Extracted data entries:
+ + + + + + +
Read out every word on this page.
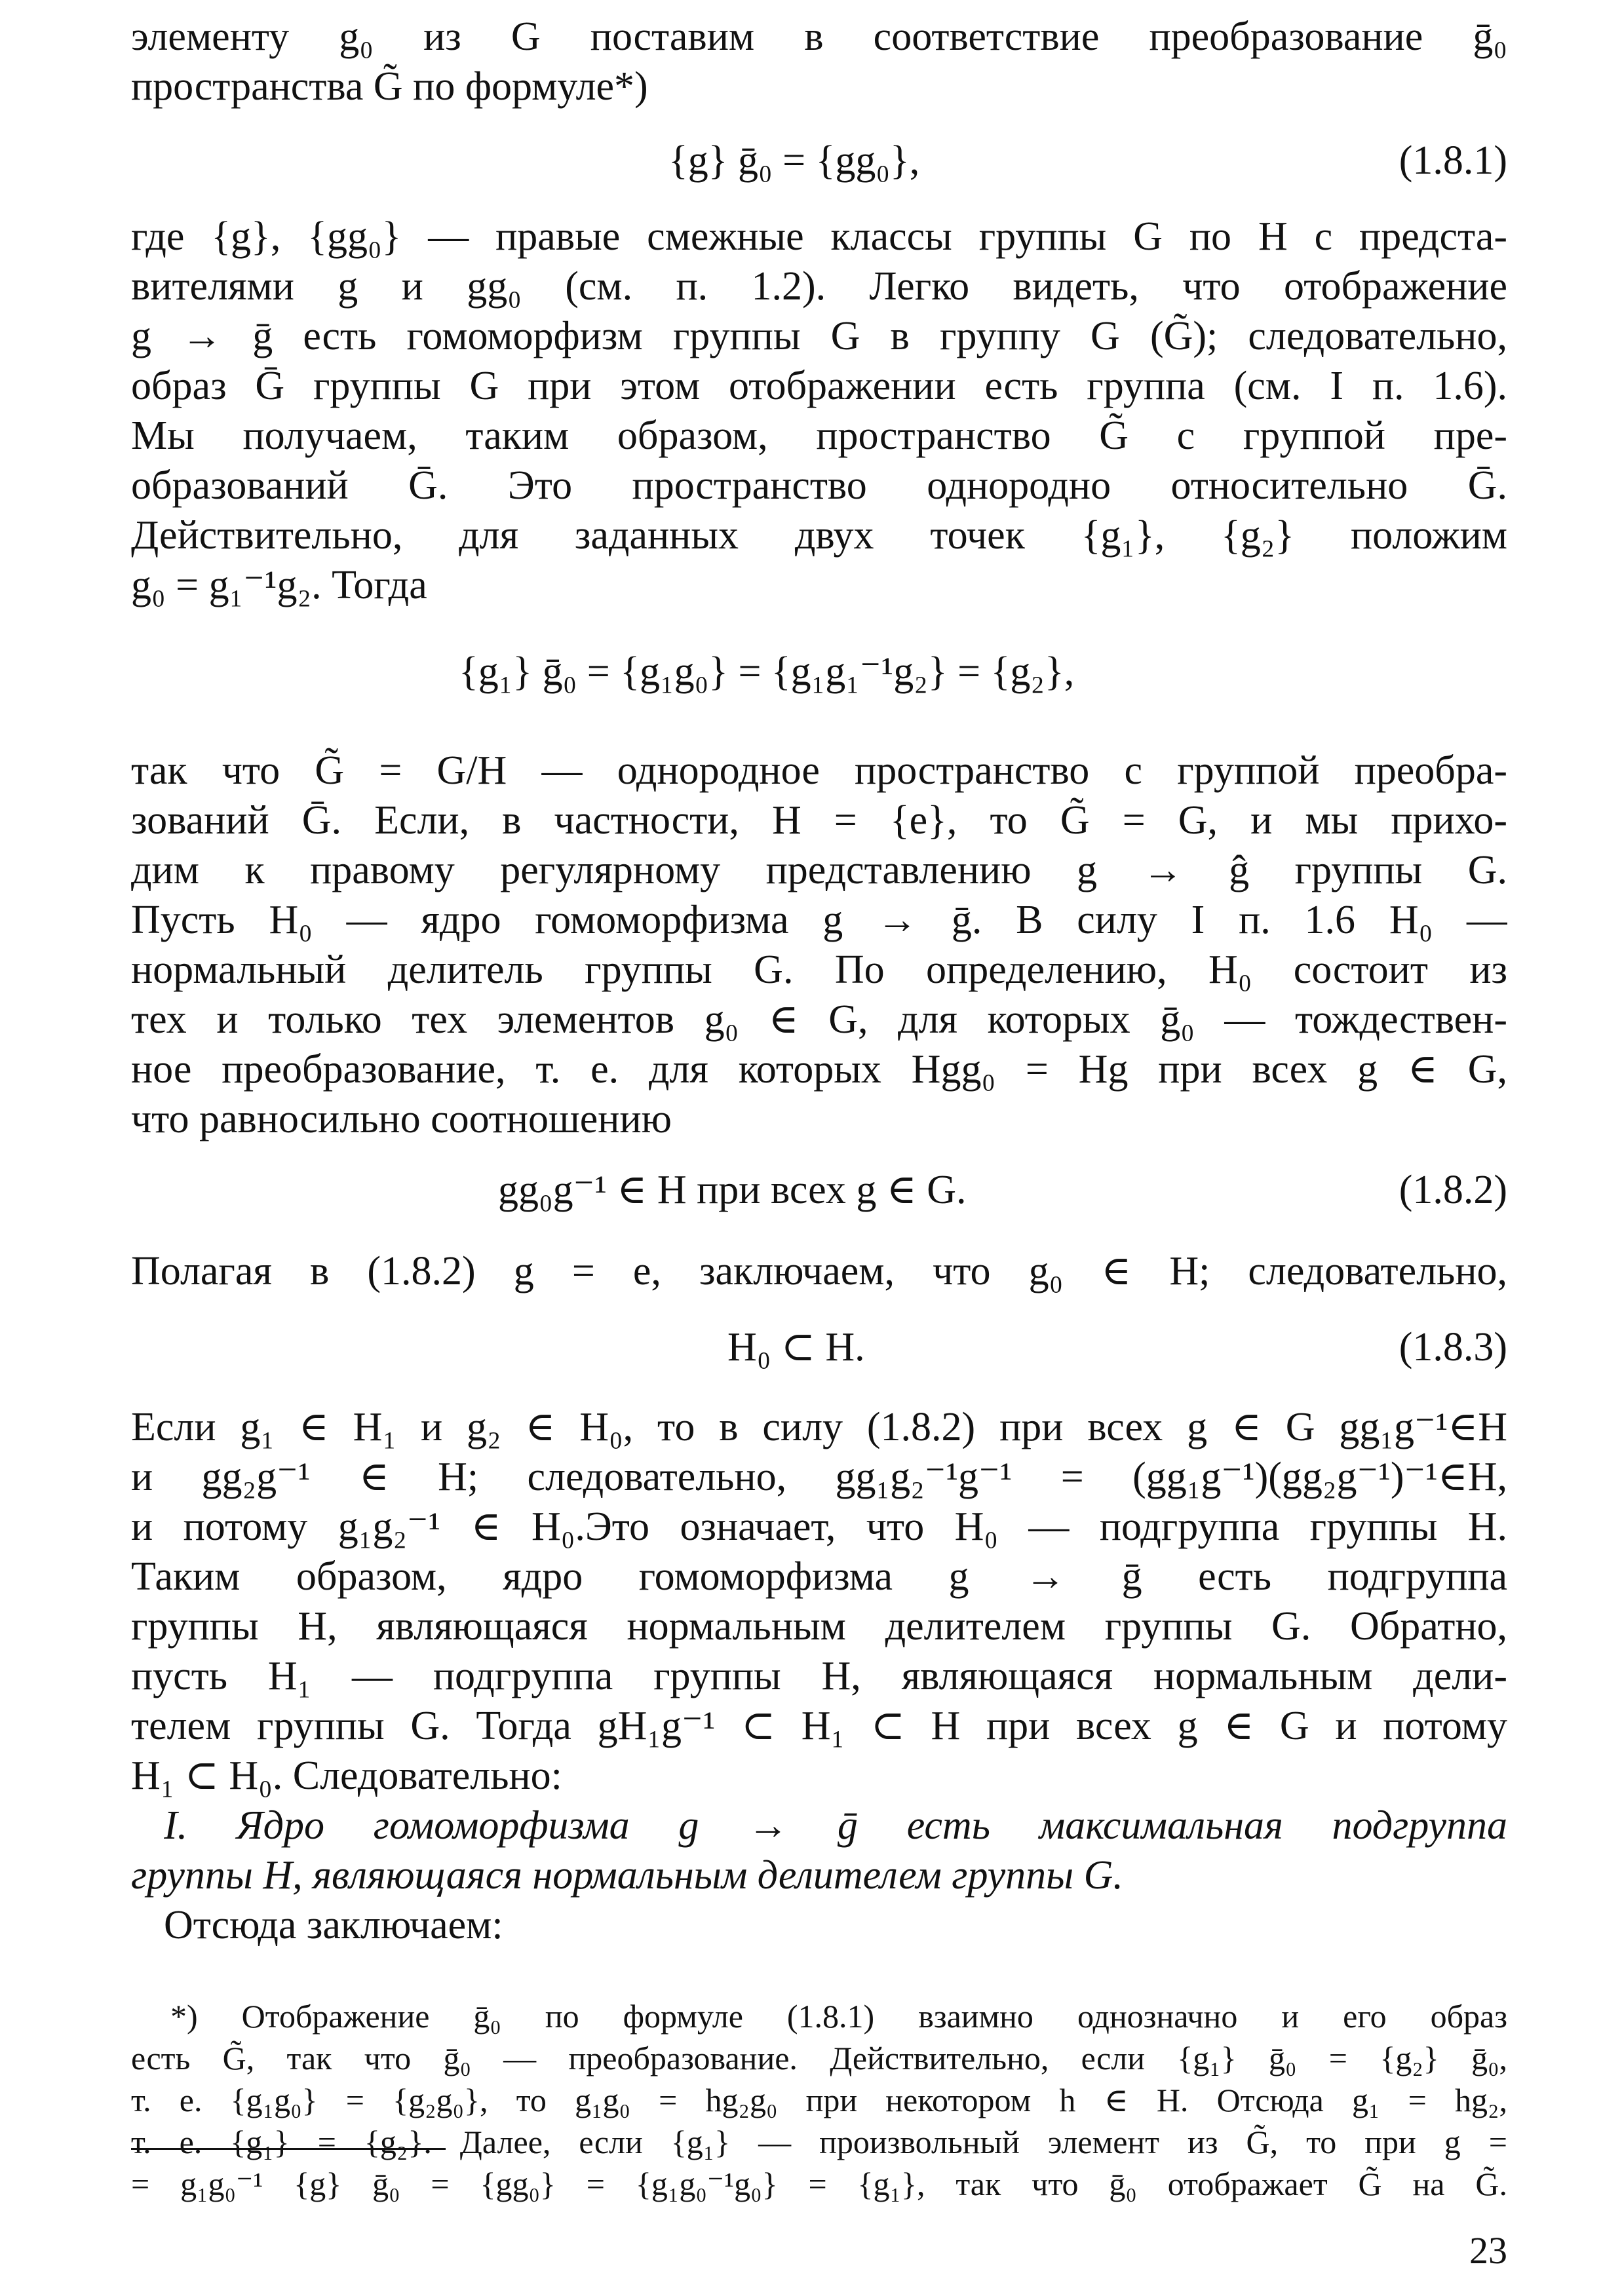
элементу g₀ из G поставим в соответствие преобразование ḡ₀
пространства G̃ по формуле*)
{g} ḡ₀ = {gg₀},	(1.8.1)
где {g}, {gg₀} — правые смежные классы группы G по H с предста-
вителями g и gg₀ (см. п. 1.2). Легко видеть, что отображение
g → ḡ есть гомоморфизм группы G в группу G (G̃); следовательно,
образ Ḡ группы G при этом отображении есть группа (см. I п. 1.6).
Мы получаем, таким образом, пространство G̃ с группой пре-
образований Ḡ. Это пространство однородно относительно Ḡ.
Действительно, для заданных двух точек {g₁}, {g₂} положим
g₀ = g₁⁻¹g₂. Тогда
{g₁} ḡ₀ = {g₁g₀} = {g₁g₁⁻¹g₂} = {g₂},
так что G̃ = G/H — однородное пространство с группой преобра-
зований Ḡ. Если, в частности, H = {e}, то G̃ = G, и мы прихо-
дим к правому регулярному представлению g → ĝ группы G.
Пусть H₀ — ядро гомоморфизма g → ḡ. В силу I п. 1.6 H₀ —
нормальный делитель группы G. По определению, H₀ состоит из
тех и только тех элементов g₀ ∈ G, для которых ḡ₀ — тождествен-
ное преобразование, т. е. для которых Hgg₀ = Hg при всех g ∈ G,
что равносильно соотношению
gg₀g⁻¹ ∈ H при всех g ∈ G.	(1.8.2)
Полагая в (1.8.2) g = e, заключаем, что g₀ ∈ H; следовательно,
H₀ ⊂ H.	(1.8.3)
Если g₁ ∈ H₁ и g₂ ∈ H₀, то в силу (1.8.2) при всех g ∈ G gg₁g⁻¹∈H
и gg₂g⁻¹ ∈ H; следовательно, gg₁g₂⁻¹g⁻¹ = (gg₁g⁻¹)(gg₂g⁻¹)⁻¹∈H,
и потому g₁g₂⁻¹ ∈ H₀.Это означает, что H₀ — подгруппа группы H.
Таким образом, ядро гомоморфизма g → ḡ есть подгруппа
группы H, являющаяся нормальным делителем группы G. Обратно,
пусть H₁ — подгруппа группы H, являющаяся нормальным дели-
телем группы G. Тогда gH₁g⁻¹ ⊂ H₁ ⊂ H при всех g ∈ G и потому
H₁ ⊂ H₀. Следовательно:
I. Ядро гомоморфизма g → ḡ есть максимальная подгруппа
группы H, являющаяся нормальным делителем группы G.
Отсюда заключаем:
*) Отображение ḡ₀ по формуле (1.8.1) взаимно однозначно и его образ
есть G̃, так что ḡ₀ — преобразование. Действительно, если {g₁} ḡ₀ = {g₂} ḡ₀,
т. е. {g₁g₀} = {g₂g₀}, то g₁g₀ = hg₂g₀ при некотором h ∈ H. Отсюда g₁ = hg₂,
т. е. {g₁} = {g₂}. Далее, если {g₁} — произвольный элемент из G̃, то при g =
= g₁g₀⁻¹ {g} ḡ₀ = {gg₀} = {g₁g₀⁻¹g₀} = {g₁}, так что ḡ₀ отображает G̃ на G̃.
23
+ + + + + + +
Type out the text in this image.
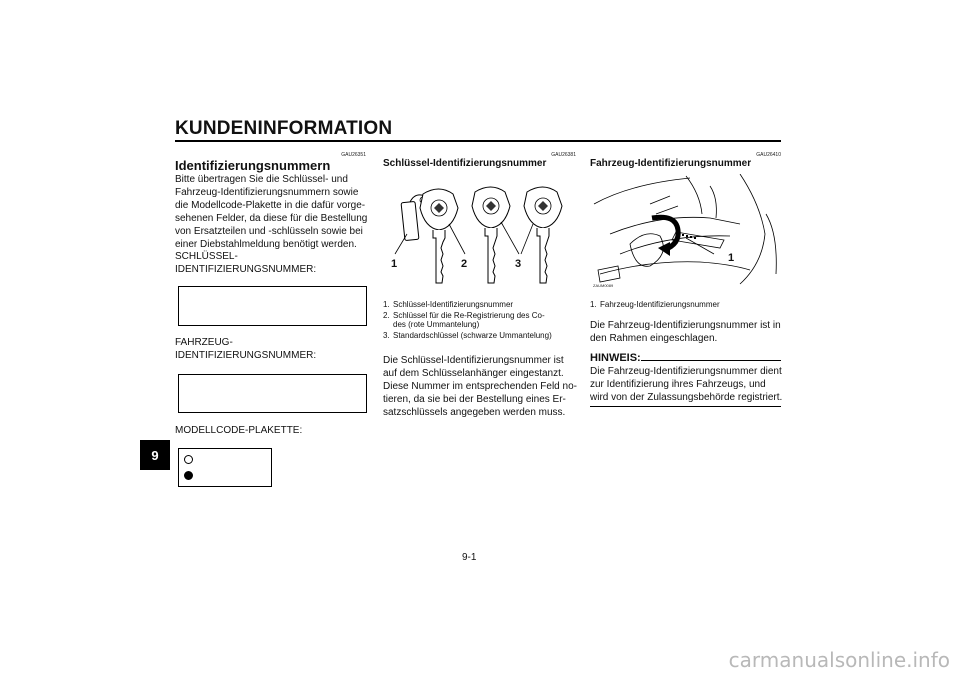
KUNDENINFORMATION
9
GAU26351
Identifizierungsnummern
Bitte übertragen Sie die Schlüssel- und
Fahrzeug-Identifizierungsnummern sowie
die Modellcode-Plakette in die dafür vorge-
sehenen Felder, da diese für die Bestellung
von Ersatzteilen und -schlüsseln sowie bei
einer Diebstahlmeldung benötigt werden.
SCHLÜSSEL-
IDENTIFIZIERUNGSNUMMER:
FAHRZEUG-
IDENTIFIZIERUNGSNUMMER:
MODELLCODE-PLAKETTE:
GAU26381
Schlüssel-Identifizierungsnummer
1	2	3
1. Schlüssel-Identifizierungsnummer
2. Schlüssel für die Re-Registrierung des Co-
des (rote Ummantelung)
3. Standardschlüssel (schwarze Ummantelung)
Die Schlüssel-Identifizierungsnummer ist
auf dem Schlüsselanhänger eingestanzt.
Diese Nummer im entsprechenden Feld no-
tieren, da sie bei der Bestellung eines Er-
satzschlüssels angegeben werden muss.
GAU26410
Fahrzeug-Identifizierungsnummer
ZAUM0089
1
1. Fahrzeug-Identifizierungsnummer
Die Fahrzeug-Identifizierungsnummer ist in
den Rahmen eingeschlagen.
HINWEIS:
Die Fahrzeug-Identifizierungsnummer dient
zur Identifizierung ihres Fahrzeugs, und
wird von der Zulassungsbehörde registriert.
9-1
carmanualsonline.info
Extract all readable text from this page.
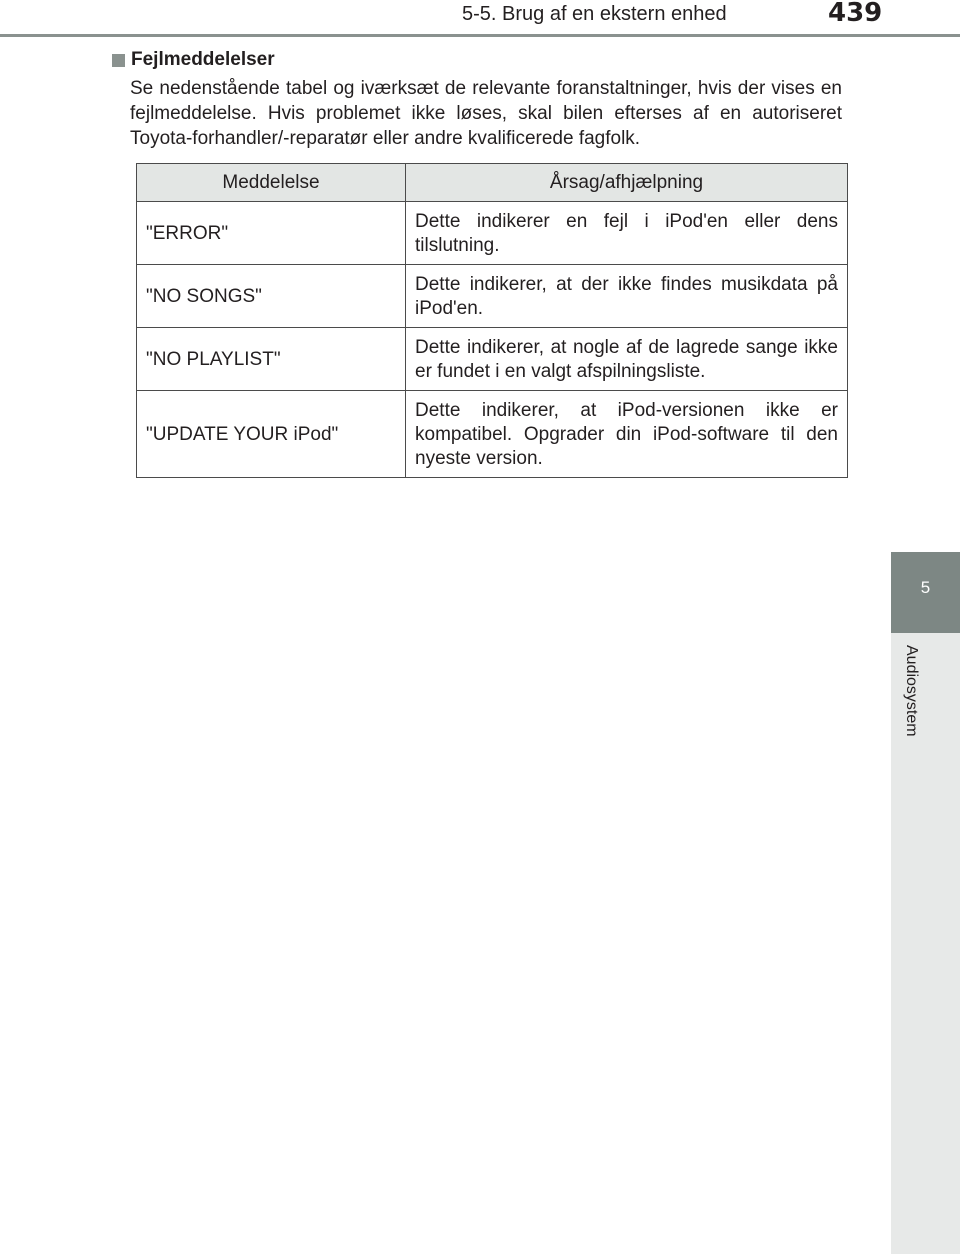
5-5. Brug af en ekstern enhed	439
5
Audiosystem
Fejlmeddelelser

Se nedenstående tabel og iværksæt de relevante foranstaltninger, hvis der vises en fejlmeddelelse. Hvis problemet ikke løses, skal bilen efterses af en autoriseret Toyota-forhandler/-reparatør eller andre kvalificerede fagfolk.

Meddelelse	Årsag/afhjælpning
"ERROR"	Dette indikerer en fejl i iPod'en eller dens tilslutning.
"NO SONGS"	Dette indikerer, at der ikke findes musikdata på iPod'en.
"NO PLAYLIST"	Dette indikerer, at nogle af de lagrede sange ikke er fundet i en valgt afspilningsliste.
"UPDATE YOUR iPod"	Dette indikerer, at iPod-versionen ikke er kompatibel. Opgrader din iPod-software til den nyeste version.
+ + + + + + +
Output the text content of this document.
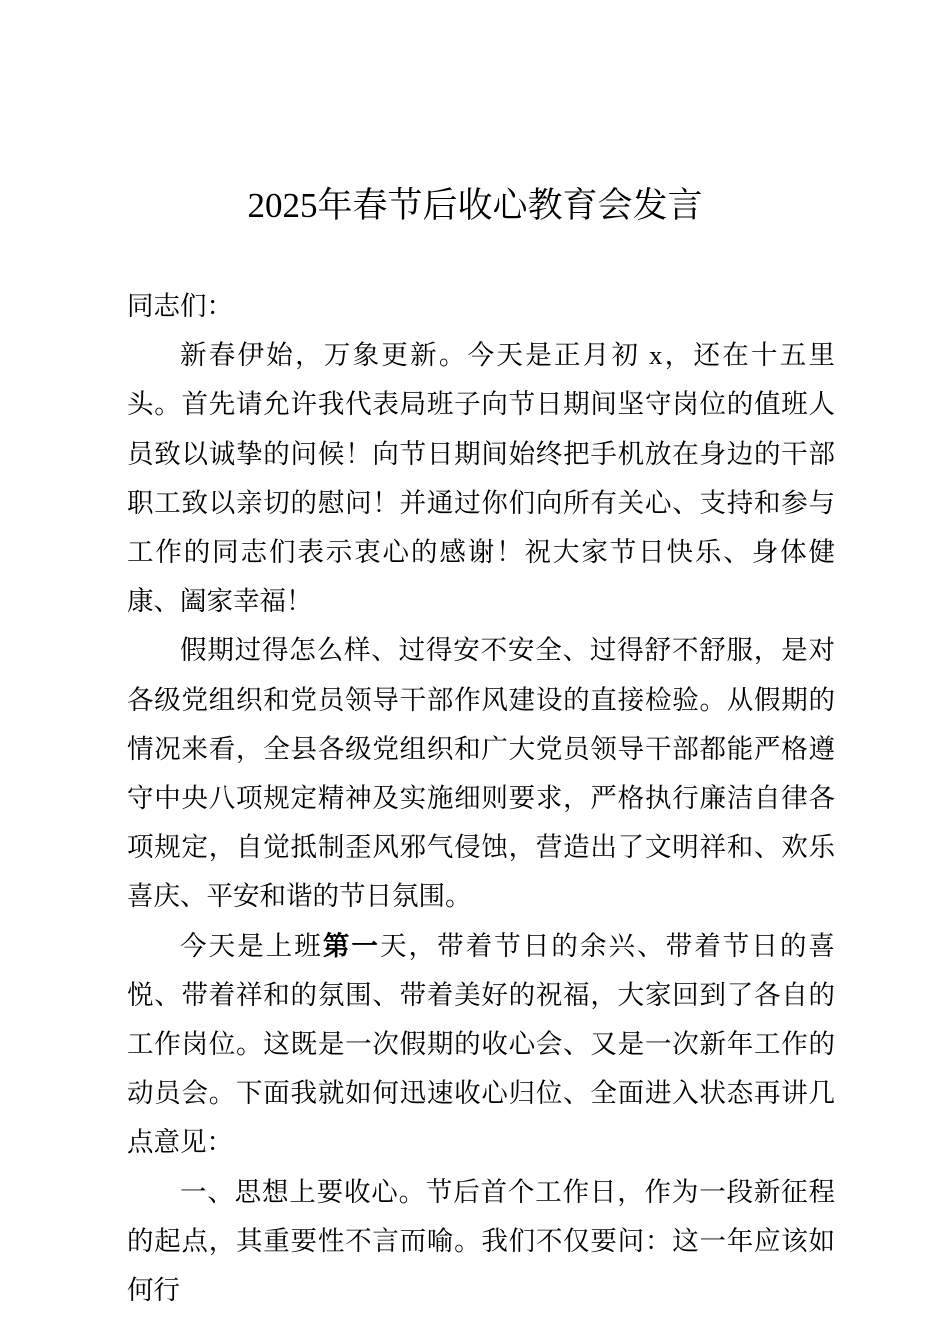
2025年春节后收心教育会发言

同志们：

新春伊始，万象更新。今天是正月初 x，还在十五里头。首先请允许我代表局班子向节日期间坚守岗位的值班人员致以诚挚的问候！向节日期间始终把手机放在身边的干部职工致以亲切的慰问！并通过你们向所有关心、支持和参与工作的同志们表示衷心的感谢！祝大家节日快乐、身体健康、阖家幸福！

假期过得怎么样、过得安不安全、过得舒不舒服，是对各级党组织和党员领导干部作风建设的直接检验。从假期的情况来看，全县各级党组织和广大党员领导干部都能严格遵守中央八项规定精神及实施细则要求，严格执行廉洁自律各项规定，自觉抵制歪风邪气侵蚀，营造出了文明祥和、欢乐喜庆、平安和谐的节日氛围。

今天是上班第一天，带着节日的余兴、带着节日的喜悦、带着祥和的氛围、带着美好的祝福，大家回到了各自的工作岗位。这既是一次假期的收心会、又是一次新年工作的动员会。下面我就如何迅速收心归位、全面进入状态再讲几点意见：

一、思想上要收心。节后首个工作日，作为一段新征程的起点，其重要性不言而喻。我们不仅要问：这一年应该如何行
+ + + + + + +
# Task prompt
Filter the entries down to the lines with the word "преобразование" in them.

# Answer to the task
элементу g₀ из G поставим в соответствие преобразование ḡ₀
ное преобразование, т. е. для которых Hgg₀ = Hg при всех g ∈ G,
есть G̃, так что ḡ₀ — преобразование. Действительно, если {g₁} ḡ₀ = {g₂} ḡ₀,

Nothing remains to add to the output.